──────── EXERCISE INPUTS

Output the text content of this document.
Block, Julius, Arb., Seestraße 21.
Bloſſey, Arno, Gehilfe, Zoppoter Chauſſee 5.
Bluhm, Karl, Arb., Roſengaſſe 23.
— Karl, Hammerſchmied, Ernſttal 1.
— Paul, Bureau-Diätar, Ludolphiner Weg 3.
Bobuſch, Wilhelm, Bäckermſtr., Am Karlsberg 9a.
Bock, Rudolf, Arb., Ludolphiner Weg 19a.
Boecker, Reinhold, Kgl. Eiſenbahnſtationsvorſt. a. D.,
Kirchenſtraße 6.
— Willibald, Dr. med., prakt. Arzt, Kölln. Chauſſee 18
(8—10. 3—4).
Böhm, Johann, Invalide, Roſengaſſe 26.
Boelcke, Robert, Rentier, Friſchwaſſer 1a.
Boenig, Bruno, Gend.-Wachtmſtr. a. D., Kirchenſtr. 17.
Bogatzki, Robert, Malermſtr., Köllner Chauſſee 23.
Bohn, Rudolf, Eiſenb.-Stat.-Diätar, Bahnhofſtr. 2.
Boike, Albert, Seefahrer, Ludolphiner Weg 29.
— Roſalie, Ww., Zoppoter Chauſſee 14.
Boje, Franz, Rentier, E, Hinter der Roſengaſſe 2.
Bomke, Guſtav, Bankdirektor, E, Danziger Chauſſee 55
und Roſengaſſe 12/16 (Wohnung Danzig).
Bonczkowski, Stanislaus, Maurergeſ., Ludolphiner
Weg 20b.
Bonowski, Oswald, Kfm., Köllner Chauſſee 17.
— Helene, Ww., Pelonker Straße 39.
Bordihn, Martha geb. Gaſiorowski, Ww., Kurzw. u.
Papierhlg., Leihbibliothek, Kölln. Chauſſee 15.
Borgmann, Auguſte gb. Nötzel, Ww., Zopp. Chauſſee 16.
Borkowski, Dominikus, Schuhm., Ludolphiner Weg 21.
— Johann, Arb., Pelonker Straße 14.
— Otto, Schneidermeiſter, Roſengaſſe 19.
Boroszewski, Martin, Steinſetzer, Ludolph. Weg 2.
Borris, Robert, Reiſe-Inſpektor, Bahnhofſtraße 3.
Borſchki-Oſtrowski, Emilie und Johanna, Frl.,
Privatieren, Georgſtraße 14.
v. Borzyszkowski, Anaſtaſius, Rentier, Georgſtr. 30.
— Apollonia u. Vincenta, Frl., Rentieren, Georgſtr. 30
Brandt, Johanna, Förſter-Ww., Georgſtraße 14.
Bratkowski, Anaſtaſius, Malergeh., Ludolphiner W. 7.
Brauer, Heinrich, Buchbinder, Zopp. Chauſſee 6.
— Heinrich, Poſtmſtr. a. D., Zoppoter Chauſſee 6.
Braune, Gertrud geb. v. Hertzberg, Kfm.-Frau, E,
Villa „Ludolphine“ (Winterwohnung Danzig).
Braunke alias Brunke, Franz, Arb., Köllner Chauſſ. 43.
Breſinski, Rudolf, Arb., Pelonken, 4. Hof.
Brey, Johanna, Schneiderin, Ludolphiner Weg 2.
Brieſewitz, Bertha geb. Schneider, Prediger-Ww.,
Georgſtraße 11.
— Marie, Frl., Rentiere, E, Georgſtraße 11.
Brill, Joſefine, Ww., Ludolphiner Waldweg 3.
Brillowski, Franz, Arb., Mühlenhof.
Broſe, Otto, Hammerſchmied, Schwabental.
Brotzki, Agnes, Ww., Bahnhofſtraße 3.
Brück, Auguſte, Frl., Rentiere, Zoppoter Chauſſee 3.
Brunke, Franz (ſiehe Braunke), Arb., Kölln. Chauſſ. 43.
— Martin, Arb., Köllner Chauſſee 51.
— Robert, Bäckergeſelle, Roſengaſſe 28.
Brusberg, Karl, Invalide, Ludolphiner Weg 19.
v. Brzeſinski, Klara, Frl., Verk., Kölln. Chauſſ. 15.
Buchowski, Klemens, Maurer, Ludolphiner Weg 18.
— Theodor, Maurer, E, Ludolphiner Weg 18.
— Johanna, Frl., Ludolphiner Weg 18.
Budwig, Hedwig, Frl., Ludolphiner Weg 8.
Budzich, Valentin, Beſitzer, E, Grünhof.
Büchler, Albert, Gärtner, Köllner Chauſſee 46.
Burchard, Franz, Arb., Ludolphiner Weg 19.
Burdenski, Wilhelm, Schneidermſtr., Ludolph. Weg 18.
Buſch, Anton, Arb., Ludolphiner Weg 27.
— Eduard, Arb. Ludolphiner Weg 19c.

────────────────

• _TASK INSTRUCTIONS_: Word for word, write out the data.

• _SOLUTION FOR THIS EXERCISE_:
Output the text content of this document.
Block, Julius, Arb., Seestraße 21.
Bloſſey, Arno, Gehilfe, Zoppoter Chauſſee 5.
Bluhm, Karl, Arb., Roſengaſſe 23.
— Karl, Hammerſchmied, Ernſttal 1.
— Paul, Bureau-Diätar, Ludolphiner Weg 3.
Bobuſch, Wilhelm, Bäckermſtr., Am Karlsberg 9a.
Bock, Rudolf, Arb., Ludolphiner Weg 19a.
Boecker, Reinhold, Kgl. Eiſenbahnſtationsvorſt. a. D.,
Kirchenſtraße 6.
— Willibald, Dr. med., prakt. Arzt, Kölln. Chauſſee 18
(8—10. 3—4).
Böhm, Johann, Invalide, Roſengaſſe 26.
Boelcke, Robert, Rentier, Friſchwaſſer 1a.
Boenig, Bruno, Gend.-Wachtmſtr. a. D., Kirchenſtr. 17.
Bogatzki, Robert, Malermſtr., Köllner Chauſſee 23.
Bohn, Rudolf, Eiſenb.-Stat.-Diätar, Bahnhofſtr. 2.
Boike, Albert, Seefahrer, Ludolphiner Weg 29.
— Roſalie, Ww., Zoppoter Chauſſee 14.
Boje, Franz, Rentier, E, Hinter der Roſengaſſe 2.
Bomke, Guſtav, Bankdirektor, E, Danziger Chauſſee 55
und Roſengaſſe 12/16 (Wohnung Danzig).
Bonczkowski, Stanislaus, Maurergeſ., Ludolphiner
Weg 20b.
Bonowski, Oswald, Kfm., Köllner Chauſſee 17.
— Helene, Ww., Pelonker Straße 39.
Bordihn, Martha geb. Gaſiorowski, Ww., Kurzw. u.
Papierhlg., Leihbibliothek, Kölln. Chauſſee 15.
Borgmann, Auguſte gb. Nötzel, Ww., Zopp. Chauſſee 16.
Borkowski, Dominikus, Schuhm., Ludolphiner Weg 21.
— Johann, Arb., Pelonker Straße 14.
— Otto, Schneidermeiſter, Roſengaſſe 19.
Boroszewski, Martin, Steinſetzer, Ludolph. Weg 2.
Borris, Robert, Reiſe-Inſpektor, Bahnhofſtraße 3.
Borſchki-Oſtrowski, Emilie und Johanna, Frl.,
Privatieren, Georgſtraße 14.
v. Borzyszkowski, Anaſtaſius, Rentier, Georgſtr. 30.
— Apollonia u. Vincenta, Frl., Rentieren, Georgſtr. 30
Brandt, Johanna, Förſter-Ww., Georgſtraße 14.
Bratkowski, Anaſtaſius, Malergeh., Ludolphiner W. 7.
Brauer, Heinrich, Buchbinder, Zopp. Chauſſee 6.
— Heinrich, Poſtmſtr. a. D., Zoppoter Chauſſee 6.
Braune, Gertrud geb. v. Hertzberg, Kfm.-Frau, E,
Villa „Ludolphine“ (Winterwohnung Danzig).
Braunke alias Brunke, Franz, Arb., Köllner Chauſſ. 43.
Breſinski, Rudolf, Arb., Pelonken, 4. Hof.
Brey, Johanna, Schneiderin, Ludolphiner Weg 2.
Brieſewitz, Bertha geb. Schneider, Prediger-Ww.,
Georgſtraße 11.
— Marie, Frl., Rentiere, E, Georgſtraße 11.
Brill, Joſefine, Ww., Ludolphiner Waldweg 3.
Brillowski, Franz, Arb., Mühlenhof.
Broſe, Otto, Hammerſchmied, Schwabental.
Brotzki, Agnes, Ww., Bahnhofſtraße 3.
Brück, Auguſte, Frl., Rentiere, Zoppoter Chauſſee 3.
Brunke, Franz (ſiehe Braunke), Arb., Kölln. Chauſſ. 43.
— Martin, Arb., Köllner Chauſſee 51.
— Robert, Bäckergeſelle, Roſengaſſe 28.
Brusberg, Karl, Invalide, Ludolphiner Weg 19.
v. Brzeſinski, Klara, Frl., Verk., Kölln. Chauſſ. 15.
Buchowski, Klemens, Maurer, Ludolphiner Weg 18.
— Theodor, Maurer, E, Ludolphiner Weg 18.
— Johanna, Frl., Ludolphiner Weg 18.
Budwig, Hedwig, Frl., Ludolphiner Weg 8.
Budzich, Valentin, Beſitzer, E, Grünhof.
Büchler, Albert, Gärtner, Köllner Chauſſee 46.
Burchard, Franz, Arb., Ludolphiner Weg 19.
Burdenski, Wilhelm, Schneidermſtr., Ludolph. Weg 18.
Buſch, Anton, Arb., Ludolphiner Weg 27.
— Eduard, Arb. Ludolphiner Weg 19c.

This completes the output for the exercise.